Separate out the lines that hold "τους".
─── Records for the exercise
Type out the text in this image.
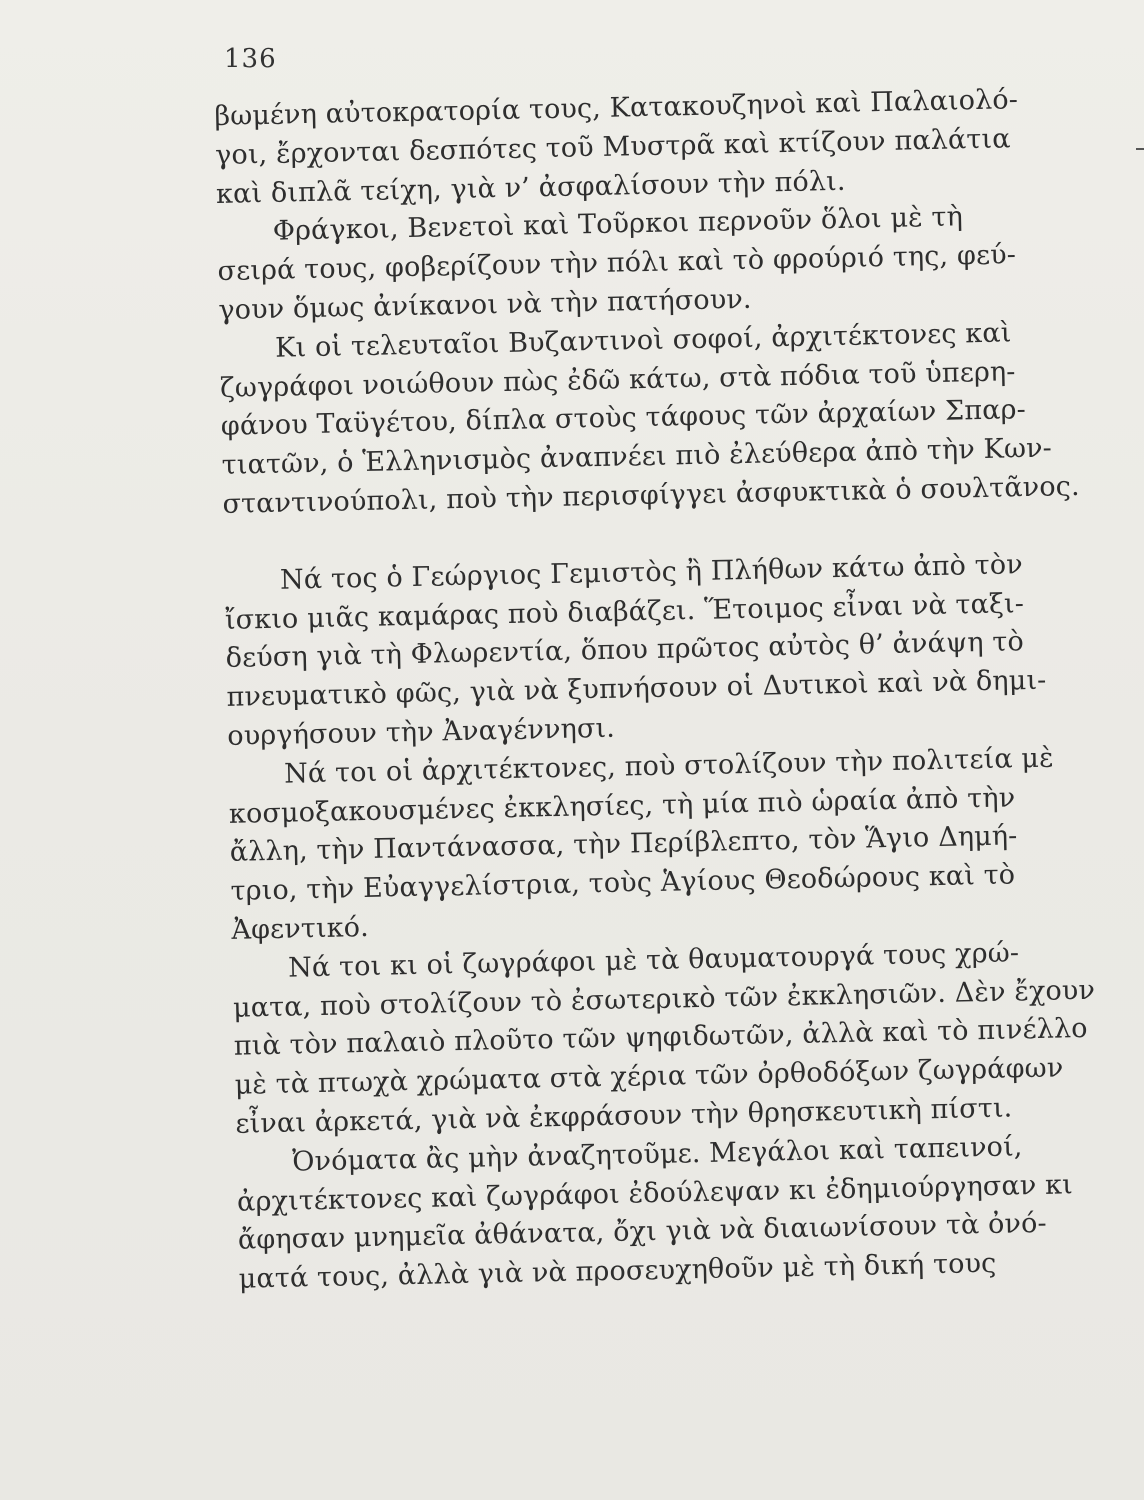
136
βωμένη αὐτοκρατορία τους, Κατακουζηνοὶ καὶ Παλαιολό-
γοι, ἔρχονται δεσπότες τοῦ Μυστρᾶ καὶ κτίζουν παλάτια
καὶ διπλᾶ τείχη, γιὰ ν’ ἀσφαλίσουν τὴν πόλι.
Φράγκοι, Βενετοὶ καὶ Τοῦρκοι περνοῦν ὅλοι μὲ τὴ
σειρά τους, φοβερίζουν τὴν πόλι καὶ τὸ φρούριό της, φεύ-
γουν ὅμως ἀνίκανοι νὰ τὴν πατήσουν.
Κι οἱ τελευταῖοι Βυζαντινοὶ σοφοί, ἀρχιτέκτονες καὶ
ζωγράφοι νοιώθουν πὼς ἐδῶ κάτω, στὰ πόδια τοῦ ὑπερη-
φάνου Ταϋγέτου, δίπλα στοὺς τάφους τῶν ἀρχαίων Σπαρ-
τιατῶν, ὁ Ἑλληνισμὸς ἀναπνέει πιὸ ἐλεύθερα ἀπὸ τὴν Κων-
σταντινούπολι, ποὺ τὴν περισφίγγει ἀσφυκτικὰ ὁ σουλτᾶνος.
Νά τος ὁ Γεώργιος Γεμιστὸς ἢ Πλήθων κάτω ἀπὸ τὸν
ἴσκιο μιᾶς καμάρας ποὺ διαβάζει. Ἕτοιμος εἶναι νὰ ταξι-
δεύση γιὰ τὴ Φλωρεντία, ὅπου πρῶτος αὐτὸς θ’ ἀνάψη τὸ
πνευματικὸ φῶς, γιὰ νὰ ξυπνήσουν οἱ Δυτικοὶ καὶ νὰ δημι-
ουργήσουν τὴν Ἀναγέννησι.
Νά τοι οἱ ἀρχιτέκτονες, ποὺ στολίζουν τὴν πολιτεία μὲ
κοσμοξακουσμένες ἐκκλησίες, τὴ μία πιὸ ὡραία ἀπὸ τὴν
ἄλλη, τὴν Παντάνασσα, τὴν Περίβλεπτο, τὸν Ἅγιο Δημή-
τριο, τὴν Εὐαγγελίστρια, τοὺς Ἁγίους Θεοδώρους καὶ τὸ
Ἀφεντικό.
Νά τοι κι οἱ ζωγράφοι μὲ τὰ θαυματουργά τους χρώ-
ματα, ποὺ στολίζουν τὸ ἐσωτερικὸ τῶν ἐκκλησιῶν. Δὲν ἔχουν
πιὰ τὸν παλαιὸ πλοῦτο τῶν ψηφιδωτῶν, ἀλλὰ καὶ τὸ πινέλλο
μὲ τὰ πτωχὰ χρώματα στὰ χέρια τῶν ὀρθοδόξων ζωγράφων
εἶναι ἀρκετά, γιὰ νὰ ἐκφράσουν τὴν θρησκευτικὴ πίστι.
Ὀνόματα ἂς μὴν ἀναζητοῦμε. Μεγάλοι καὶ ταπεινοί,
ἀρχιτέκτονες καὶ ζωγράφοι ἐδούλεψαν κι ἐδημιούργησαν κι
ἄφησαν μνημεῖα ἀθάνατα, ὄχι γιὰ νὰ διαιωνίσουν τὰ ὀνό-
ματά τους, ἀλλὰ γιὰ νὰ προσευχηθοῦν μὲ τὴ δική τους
──────
─── Records for the exercise
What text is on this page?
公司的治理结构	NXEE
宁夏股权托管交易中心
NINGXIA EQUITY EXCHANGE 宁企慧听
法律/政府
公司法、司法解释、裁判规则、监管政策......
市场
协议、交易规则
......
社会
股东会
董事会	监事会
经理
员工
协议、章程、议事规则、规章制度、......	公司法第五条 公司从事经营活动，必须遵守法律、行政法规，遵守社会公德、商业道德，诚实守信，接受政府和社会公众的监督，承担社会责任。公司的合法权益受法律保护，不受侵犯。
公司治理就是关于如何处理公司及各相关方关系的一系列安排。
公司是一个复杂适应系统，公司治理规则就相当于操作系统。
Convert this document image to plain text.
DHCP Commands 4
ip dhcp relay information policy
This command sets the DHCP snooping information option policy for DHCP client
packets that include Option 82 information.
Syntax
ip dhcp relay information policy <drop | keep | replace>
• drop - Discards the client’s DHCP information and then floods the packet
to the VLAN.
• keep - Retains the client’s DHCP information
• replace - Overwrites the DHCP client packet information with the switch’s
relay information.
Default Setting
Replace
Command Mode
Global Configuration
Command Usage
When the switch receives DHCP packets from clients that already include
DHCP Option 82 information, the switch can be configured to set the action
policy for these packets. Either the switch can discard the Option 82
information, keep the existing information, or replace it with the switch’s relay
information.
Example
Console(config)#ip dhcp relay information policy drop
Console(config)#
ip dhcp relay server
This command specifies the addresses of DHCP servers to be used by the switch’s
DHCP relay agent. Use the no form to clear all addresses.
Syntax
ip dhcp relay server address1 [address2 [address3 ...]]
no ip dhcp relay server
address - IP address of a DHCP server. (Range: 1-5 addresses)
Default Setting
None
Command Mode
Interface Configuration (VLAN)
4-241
──────
▶ [Output of the exercise]:
βωμένη αὐτοκρατορία τους, Κατακουζηνοὶ καὶ Παλαιολό-
σειρά τους, φοβερίζουν τὴν πόλι καὶ τὸ φρούριό της, φεύ-
Νά τοι κι οἱ ζωγράφοι μὲ τὰ θαυματουργά τους χρώ-
ματά τους, ἀλλὰ γιὰ νὰ προσευχηθοῦν μὲ τὴ δική τους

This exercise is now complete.